§ **The input**
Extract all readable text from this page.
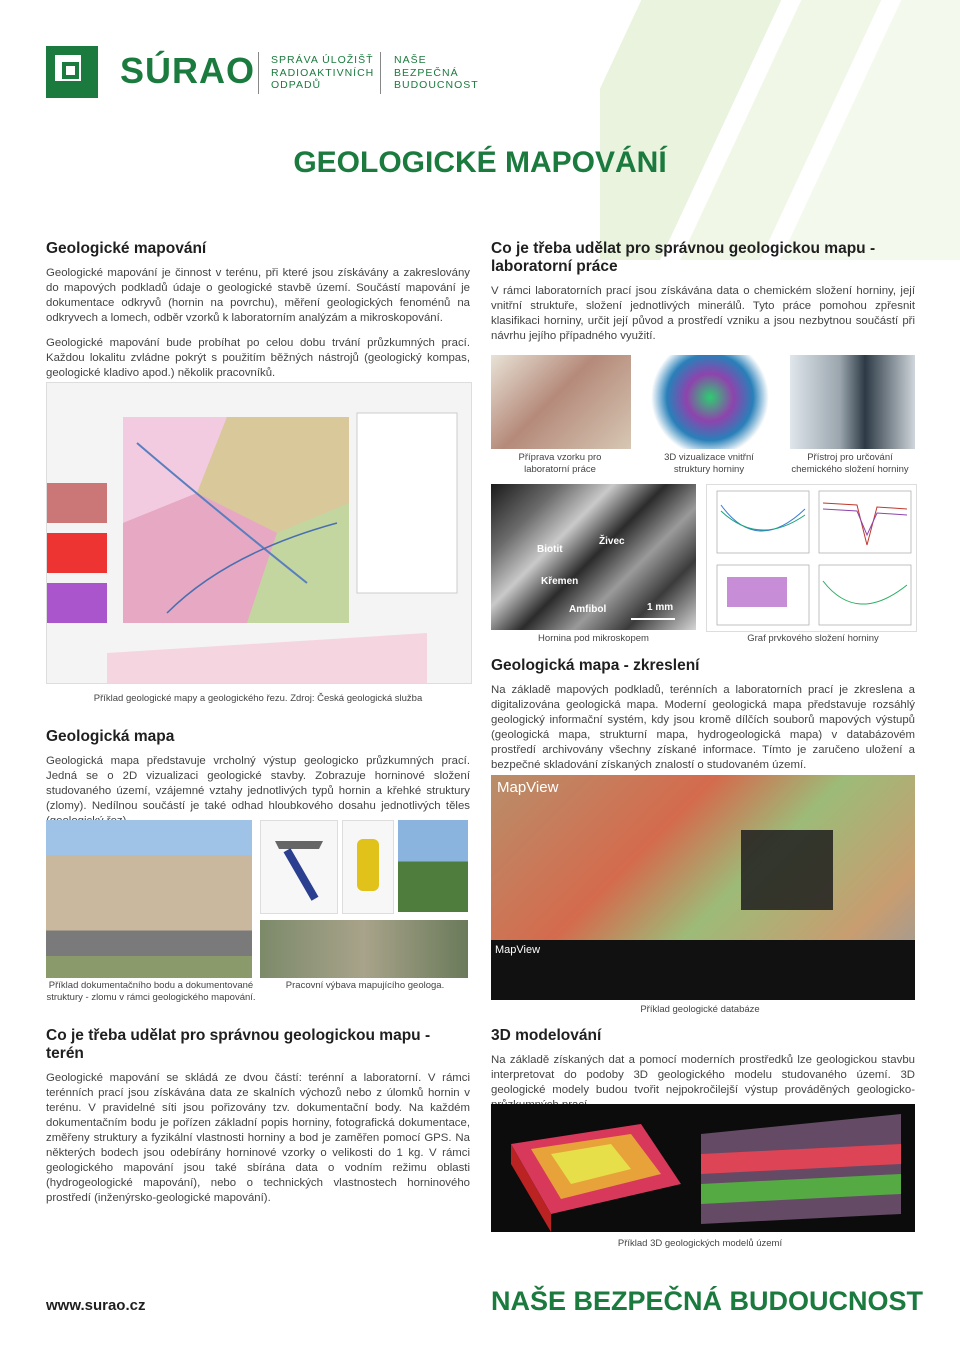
SÚRAO SPRÁVA ÚLOŽIŠŤ
RADIOAKTIVNÍCH
ODPADŮ
NAŠE
BEZPEČNÁ
BUDOUCNOST
GEOLOGICKÉ MAPOVÁNÍ
Geologické mapování

Geologické mapování je činnost v terénu, při které jsou získávány a zakreslovány do mapových podkladů údaje o geologické stavbě území. Součástí mapování je dokumentace odkryvů (hornin na povrchu), měření geologických fenoménů na odkryvech a lomech, odběr vzorků k laboratorním analýzám a mikroskopování.

Geologické mapování bude probíhat po celou dobu trvání průzkumných prací. Každou lokalitu zvládne pokrýt s použitím běžných nástrojů (geologický kompas, geologické kladivo apod.) několik pracovníků.

Příklad geologické mapy a geologického řezu. Zdroj: Česká geologická služba
Geologická mapa

Geologická mapa představuje vrcholný výstup geologicko průzkumných prací. Jedná se o 2D vizualizaci geologické stavby. Zobrazuje horninové složení studovaného území, vzájemné vztahy jednotlivých typů hornin a křehké struktury (zlomy). Nedílnou součástí je také odhad hloubkového dosahu jednotlivých těles

Příklad dokumentačního bodu a dokumentované struktury - zlomu v rámci geologického mapování.
Pracovní výbava mapujícího geologa.
Co je třeba udělat pro správnou geologickou mapu - terén

Geologické mapování se skládá ze dvou částí: terénní a laboratorní. V rámci terénních prací jsou získávána data ze skalních výchozů nebo z úlomků hornin v terénu. V pravidelné síti jsou pořizovány tzv. dokumentační body. Na každém dokumentačním bodu je pořízen základní popis horniny, fotografická dokumentace, změřeny struktury a fyzikální vlastnosti horniny a bod je zaměřen pomocí GPS. Na některých bodech jsou odebírány horninové vzorky o velikosti do 1 kg. V rámci geologického mapování jsou také sbírána data o vodním režimu oblasti (hydrogeologické mapování), nebo o technických vlastnostech horninového prostředí (inženýrsko-geologické mapování).

www.surao.cz
Co je třeba udělat pro správnou geologickou mapu - laboratorní práce

V rámci laboratorních prací jsou získávána data o chemickém složení horniny, její vnitřní struktuře, složení jednotlivých minerálů. Tyto práce pomohou zpřesnit klasifikaci horniny, určit její původ a prostředí vzniku a jsou nezbytnou součástí při návrhu jejího případného využití.

Příprava vzorku pro laboratorní práce
3D vizualizace vnitřní struktury horniny
Přístroj pro určování chemického složení horniny
Biotit
Živec
Křemen
Amfibol	1 mm
Hornina pod mikroskopem	Graf prvkového složení horniny
Geologická mapa - zkreslení

Na základě mapových podkladů, terénních a laboratorních prací je zkreslena a digitalizována geologická mapa. Moderní geologická mapa představuje rozsáhlý geologický informační systém, kdy jsou kromě dílčích souborů mapových výstupů (geologická mapa, strukturní mapa, hydrogeologická mapa) v databázovém prostředí archivovány všechny získané informace. Tímto je zaručeno uložení a bezpečné skladování získaných znalostí o studovaném území.

MapView
MapView
Příklad geologické databáze
3D modelování

Na základě získaných dat a pomocí moderních prostředků lze geologickou stavbu interpretovat do podoby 3D geologického modelu studovaného území. 3D geologické modely budou tvořit nejpokročilejší výstup prováděných geologicko-

Příklad 3D geologických modelů území
NAŠE BEZPEČNÁ BUDOUCNOST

§ **Written task**
Transcribe the complete set of entries verbatim. No pictures belong in the copy.

§ **Exercise solution**
Extract all readable text from this page.
SÚRAO SPRÁVA ÚLOŽIŠŤ
RADIOAKTIVNÍCH
ODPADŮ
NAŠE
BEZPEČNÁ
BUDOUCNOST
GEOLOGICKÉ MAPOVÁNÍ
Geologické mapování

Geologické mapování je činnost v terénu, při které jsou získávány a zakreslovány do mapových podkladů údaje o geologické stavbě území. Součástí mapování je dokumentace odkryvů (hornin na povrchu), měření geologických fenoménů na odkryvech a lomech, odběr vzorků k laboratorním analýzám a mikroskopování.

Geologické mapování bude probíhat po celou dobu trvání průzkumných prací. Každou lokalitu zvládne pokrýt s použitím běžných nástrojů (geologický kompas, geologické kladivo apod.) několik pracovníků.

Příklad geologické mapy a geologického řezu. Zdroj: Česká geologická služba
Geologická mapa

Geologická mapa představuje vrcholný výstup geologicko průzkumných prací. Jedná se o 2D vizualizaci geologické stavby. Zobrazuje horninové složení studovaného území, vzájemné vztahy jednotlivých typů hornin a křehké struktury (zlomy). Nedílnou součástí je také odhad hloubkového dosahu jednotlivých těles

Příklad dokumentačního bodu a dokumentované struktury - zlomu v rámci geologického mapování.
Pracovní výbava mapujícího geologa.
Co je třeba udělat pro správnou geologickou mapu - terén

Geologické mapování se skládá ze dvou částí: terénní a laboratorní. V rámci terénních prací jsou získávána data ze skalních výchozů nebo z úlomků hornin v terénu. V pravidelné síti jsou pořizovány tzv. dokumentační body. Na každém dokumentačním bodu je pořízen základní popis horniny, fotografická dokumentace, změřeny struktury a fyzikální vlastnosti horniny a bod je zaměřen pomocí GPS. Na některých bodech jsou odebírány horninové vzorky o velikosti do 1 kg. V rámci geologického mapování jsou také sbírána data o vodním režimu oblasti (hydrogeologické mapování), nebo o technických vlastnostech horninového prostředí (inženýrsko-geologické mapování).

www.surao.cz
Co je třeba udělat pro správnou geologickou mapu - laboratorní práce

V rámci laboratorních prací jsou získávána data o chemickém složení horniny, její vnitřní struktuře, složení jednotlivých minerálů. Tyto práce pomohou zpřesnit klasifikaci horniny, určit její původ a prostředí vzniku a jsou nezbytnou součástí při návrhu jejího případného využití.

Příprava vzorku pro laboratorní práce
3D vizualizace vnitřní struktury horniny
Přístroj pro určování chemického složení horniny
Biotit
Živec
Křemen
Amfibol	1 mm
Hornina pod mikroskopem	Graf prvkového složení horniny
Geologická mapa - zkreslení

Na základě mapových podkladů, terénních a laboratorních prací je zkreslena a digitalizována geologická mapa. Moderní geologická mapa představuje rozsáhlý geologický informační systém, kdy jsou kromě dílčích souborů mapových výstupů (geologická mapa, strukturní mapa, hydrogeologická mapa) v databázovém prostředí archivovány všechny získané informace. Tímto je zaručeno uložení a bezpečné skladování získaných znalostí o studovaném území.

MapView
MapView
Příklad geologické databáze
3D modelování

Na základě získaných dat a pomocí moderních prostředků lze geologickou stavbu interpretovat do podoby 3D geologického modelu studovaného území. 3D geologické modely budou tvořit nejpokročilejší výstup prováděných geologicko-

Příklad 3D geologických modelů území
NAŠE BEZPEČNÁ BUDOUCNOST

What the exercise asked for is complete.